» **SOURCE MATERIAL**
(begin)

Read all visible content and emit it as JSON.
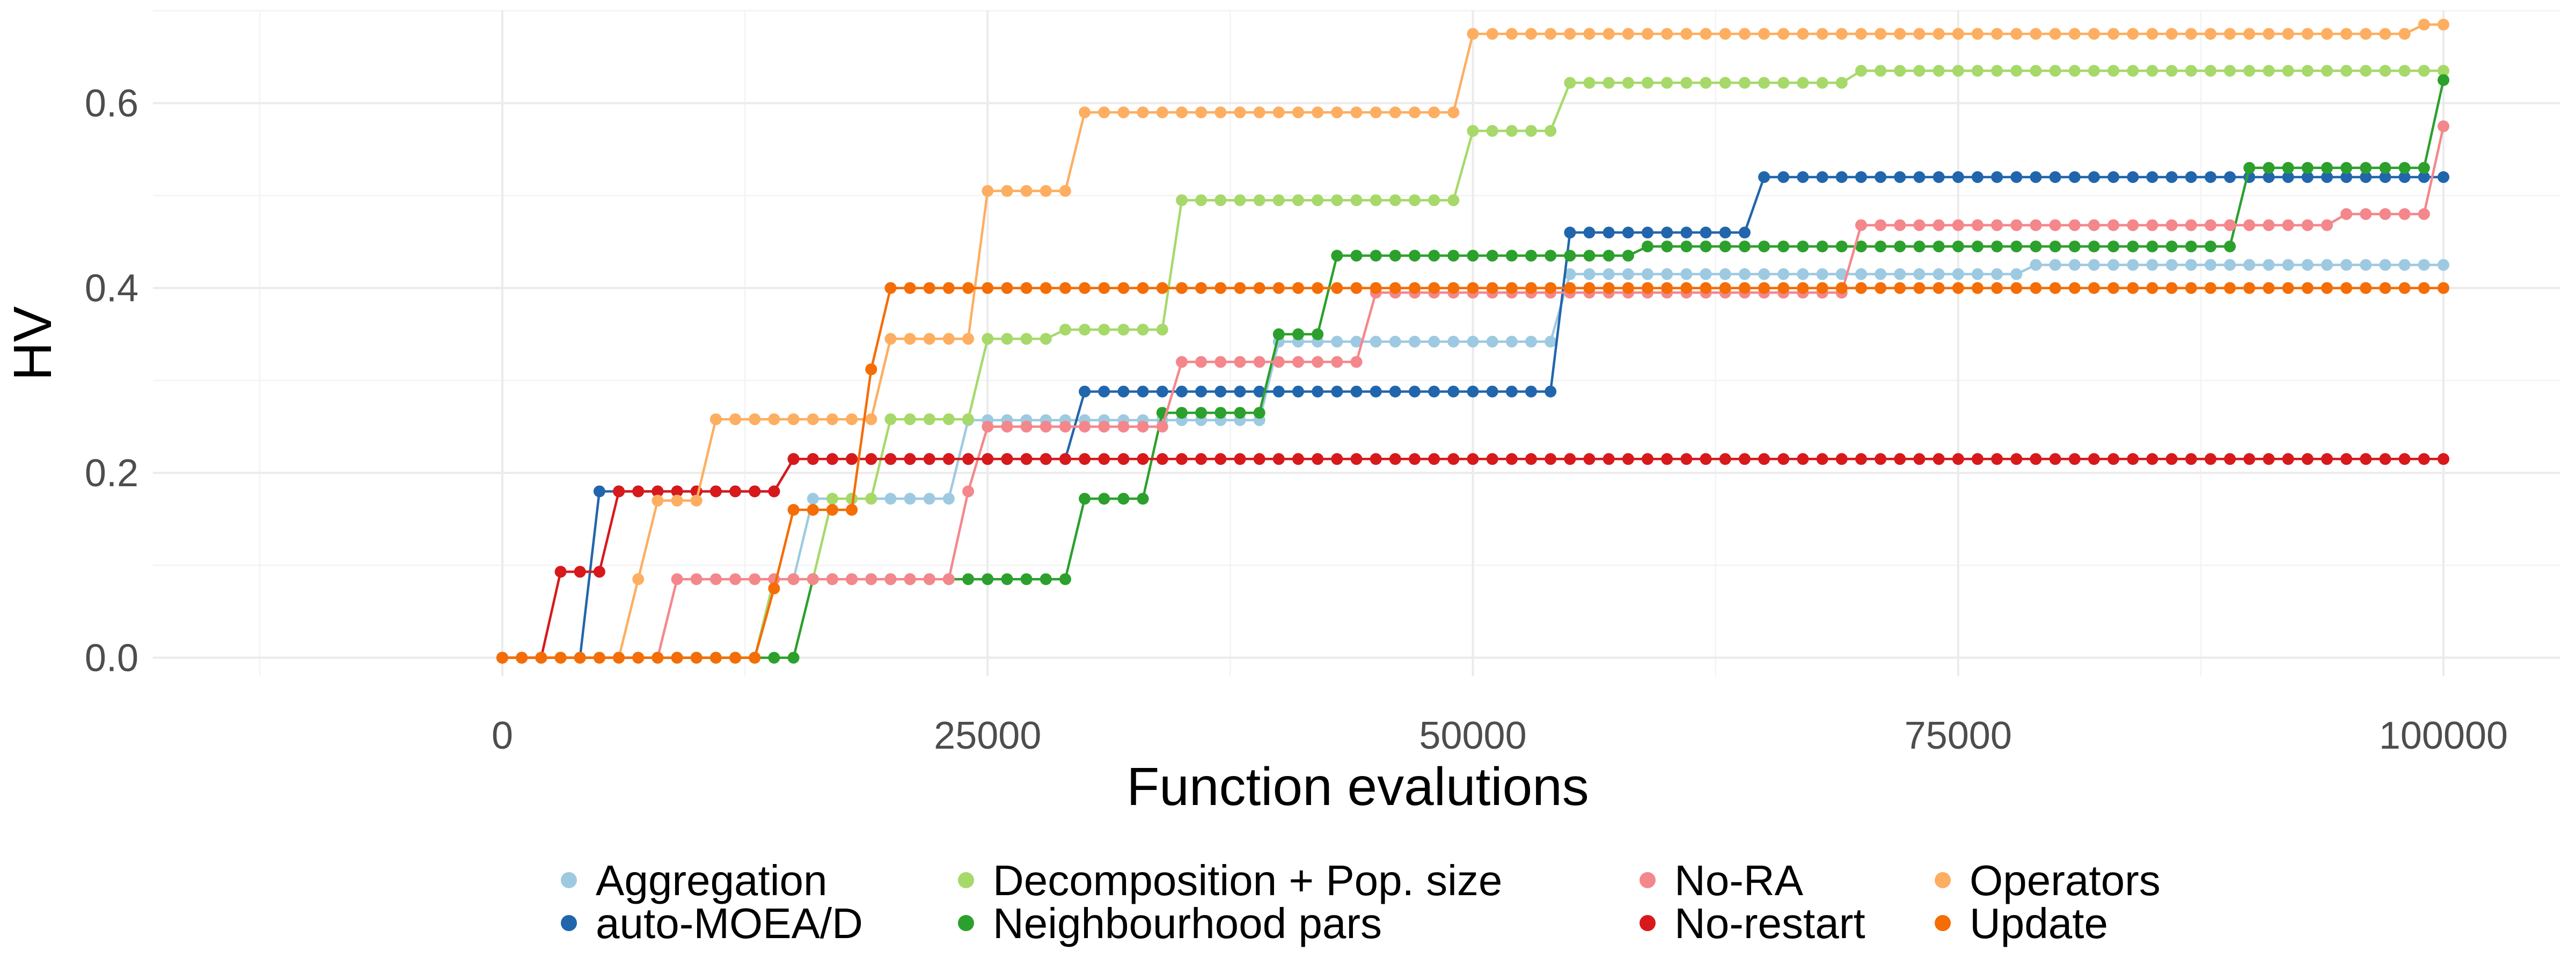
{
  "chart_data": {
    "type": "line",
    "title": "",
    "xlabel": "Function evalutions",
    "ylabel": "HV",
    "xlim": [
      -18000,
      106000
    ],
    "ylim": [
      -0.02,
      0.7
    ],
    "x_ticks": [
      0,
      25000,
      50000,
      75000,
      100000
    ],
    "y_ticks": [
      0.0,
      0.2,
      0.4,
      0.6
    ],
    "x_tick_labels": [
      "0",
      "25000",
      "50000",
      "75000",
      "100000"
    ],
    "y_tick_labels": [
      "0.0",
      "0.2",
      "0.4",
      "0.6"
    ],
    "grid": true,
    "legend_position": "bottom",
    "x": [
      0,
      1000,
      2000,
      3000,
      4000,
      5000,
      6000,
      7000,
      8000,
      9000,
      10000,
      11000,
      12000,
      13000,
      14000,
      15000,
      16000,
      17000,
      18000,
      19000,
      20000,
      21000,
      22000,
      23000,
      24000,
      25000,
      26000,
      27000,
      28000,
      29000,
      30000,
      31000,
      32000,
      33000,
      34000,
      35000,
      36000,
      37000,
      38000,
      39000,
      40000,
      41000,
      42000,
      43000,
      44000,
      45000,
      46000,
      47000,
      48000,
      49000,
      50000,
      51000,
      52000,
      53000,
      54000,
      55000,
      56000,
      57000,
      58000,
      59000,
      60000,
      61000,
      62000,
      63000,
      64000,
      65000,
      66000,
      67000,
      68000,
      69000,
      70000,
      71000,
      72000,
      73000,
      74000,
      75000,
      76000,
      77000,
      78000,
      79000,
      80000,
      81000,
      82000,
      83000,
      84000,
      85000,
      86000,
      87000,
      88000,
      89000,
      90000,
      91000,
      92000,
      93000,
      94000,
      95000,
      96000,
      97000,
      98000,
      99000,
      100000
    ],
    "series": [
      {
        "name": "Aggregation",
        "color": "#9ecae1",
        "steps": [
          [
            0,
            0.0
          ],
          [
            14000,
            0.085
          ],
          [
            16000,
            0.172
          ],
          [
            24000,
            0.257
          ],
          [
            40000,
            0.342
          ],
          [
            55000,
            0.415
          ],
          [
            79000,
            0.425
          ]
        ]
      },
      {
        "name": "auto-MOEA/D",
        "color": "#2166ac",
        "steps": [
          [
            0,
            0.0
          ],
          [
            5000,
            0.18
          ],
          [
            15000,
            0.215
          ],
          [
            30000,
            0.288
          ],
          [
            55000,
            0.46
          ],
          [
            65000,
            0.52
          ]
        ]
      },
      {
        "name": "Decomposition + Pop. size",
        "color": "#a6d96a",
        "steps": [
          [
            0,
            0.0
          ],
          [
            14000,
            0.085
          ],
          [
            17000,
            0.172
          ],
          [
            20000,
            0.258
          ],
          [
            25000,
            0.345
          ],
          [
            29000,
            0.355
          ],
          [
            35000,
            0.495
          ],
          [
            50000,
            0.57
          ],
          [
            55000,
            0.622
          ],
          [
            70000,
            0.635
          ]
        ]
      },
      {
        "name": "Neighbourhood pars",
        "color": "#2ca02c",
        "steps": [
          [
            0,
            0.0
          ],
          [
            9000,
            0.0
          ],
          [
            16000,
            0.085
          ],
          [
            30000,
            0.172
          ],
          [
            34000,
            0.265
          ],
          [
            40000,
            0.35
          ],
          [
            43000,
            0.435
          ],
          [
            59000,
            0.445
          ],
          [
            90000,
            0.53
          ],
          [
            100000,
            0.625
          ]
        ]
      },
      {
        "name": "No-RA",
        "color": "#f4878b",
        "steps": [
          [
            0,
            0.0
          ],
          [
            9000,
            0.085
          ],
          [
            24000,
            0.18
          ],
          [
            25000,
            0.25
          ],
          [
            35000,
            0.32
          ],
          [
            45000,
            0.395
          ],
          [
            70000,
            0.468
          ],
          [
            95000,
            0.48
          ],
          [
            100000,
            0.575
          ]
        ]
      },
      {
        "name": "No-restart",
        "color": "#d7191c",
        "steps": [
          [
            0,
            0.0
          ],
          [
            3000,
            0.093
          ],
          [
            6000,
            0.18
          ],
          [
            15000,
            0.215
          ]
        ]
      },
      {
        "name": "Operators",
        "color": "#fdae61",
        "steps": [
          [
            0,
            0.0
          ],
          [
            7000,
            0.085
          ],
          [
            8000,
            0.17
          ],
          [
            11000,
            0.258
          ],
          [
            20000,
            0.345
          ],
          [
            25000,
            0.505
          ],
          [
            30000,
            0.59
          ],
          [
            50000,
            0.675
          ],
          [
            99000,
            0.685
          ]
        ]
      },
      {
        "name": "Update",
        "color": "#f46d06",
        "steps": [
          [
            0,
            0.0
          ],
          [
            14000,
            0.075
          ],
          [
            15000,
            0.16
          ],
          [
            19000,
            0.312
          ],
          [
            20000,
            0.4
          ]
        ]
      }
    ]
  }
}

(end)

» **WHAT THIS TASK INVOLVES**
Reproduce each line exactly as it appears, omitting the pictures.

» **FINISHED TASK**
Read all visible content and emit it as JSON.
{
  "chart_data": {
    "type": "line",
    "title": "",
    "xlabel": "Function evalutions",
    "ylabel": "HV",
    "xlim": [
      -18000,
      106000
    ],
    "ylim": [
      -0.02,
      0.7
    ],
    "x_ticks": [
      0,
      25000,
      50000,
      75000,
      100000
    ],
    "y_ticks": [
      0.0,
      0.2,
      0.4,
      0.6
    ],
    "x_tick_labels": [
      "0",
      "25000",
      "50000",
      "75000",
      "100000"
    ],
    "y_tick_labels": [
      "0.0",
      "0.2",
      "0.4",
      "0.6"
    ],
    "grid": true,
    "legend_position": "bottom",
    "x": [
      0,
      1000,
      2000,
      3000,
      4000,
      5000,
      6000,
      7000,
      8000,
      9000,
      10000,
      11000,
      12000,
      13000,
      14000,
      15000,
      16000,
      17000,
      18000,
      19000,
      20000,
      21000,
      22000,
      23000,
      24000,
      25000,
      26000,
      27000,
      28000,
      29000,
      30000,
      31000,
      32000,
      33000,
      34000,
      35000,
      36000,
      37000,
      38000,
      39000,
      40000,
      41000,
      42000,
      43000,
      44000,
      45000,
      46000,
      47000,
      48000,
      49000,
      50000,
      51000,
      52000,
      53000,
      54000,
      55000,
      56000,
      57000,
      58000,
      59000,
      60000,
      61000,
      62000,
      63000,
      64000,
      65000,
      66000,
      67000,
      68000,
      69000,
      70000,
      71000,
      72000,
      73000,
      74000,
      75000,
      76000,
      77000,
      78000,
      79000,
      80000,
      81000,
      82000,
      83000,
      84000,
      85000,
      86000,
      87000,
      88000,
      89000,
      90000,
      91000,
      92000,
      93000,
      94000,
      95000,
      96000,
      97000,
      98000,
      99000,
      100000
    ],
    "series": [
      {
        "name": "Aggregation",
        "color": "#9ecae1",
        "steps": [
          [
            0,
            0.0
          ],
          [
            14000,
            0.085
          ],
          [
            16000,
            0.172
          ],
          [
            24000,
            0.257
          ],
          [
            40000,
            0.342
          ],
          [
            55000,
            0.415
          ],
          [
            79000,
            0.425
          ]
        ]
      },
      {
        "name": "auto-MOEA/D",
        "color": "#2166ac",
        "steps": [
          [
            0,
            0.0
          ],
          [
            5000,
            0.18
          ],
          [
            15000,
            0.215
          ],
          [
            30000,
            0.288
          ],
          [
            55000,
            0.46
          ],
          [
            65000,
            0.52
          ]
        ]
      },
      {
        "name": "Decomposition + Pop. size",
        "color": "#a6d96a",
        "steps": [
          [
            0,
            0.0
          ],
          [
            14000,
            0.085
          ],
          [
            17000,
            0.172
          ],
          [
            20000,
            0.258
          ],
          [
            25000,
            0.345
          ],
          [
            29000,
            0.355
          ],
          [
            35000,
            0.495
          ],
          [
            50000,
            0.57
          ],
          [
            55000,
            0.622
          ],
          [
            70000,
            0.635
          ]
        ]
      },
      {
        "name": "Neighbourhood pars",
        "color": "#2ca02c",
        "steps": [
          [
            0,
            0.0
          ],
          [
            9000,
            0.0
          ],
          [
            16000,
            0.085
          ],
          [
            30000,
            0.172
          ],
          [
            34000,
            0.265
          ],
          [
            40000,
            0.35
          ],
          [
            43000,
            0.435
          ],
          [
            59000,
            0.445
          ],
          [
            90000,
            0.53
          ],
          [
            100000,
            0.625
          ]
        ]
      },
      {
        "name": "No-RA",
        "color": "#f4878b",
        "steps": [
          [
            0,
            0.0
          ],
          [
            9000,
            0.085
          ],
          [
            24000,
            0.18
          ],
          [
            25000,
            0.25
          ],
          [
            35000,
            0.32
          ],
          [
            45000,
            0.395
          ],
          [
            70000,
            0.468
          ],
          [
            95000,
            0.48
          ],
          [
            100000,
            0.575
          ]
        ]
      },
      {
        "name": "No-restart",
        "color": "#d7191c",
        "steps": [
          [
            0,
            0.0
          ],
          [
            3000,
            0.093
          ],
          [
            6000,
            0.18
          ],
          [
            15000,
            0.215
          ]
        ]
      },
      {
        "name": "Operators",
        "color": "#fdae61",
        "steps": [
          [
            0,
            0.0
          ],
          [
            7000,
            0.085
          ],
          [
            8000,
            0.17
          ],
          [
            11000,
            0.258
          ],
          [
            20000,
            0.345
          ],
          [
            25000,
            0.505
          ],
          [
            30000,
            0.59
          ],
          [
            50000,
            0.675
          ],
          [
            99000,
            0.685
          ]
        ]
      },
      {
        "name": "Update",
        "color": "#f46d06",
        "steps": [
          [
            0,
            0.0
          ],
          [
            14000,
            0.075
          ],
          [
            15000,
            0.16
          ],
          [
            19000,
            0.312
          ],
          [
            20000,
            0.4
          ]
        ]
      }
    ]
  }
}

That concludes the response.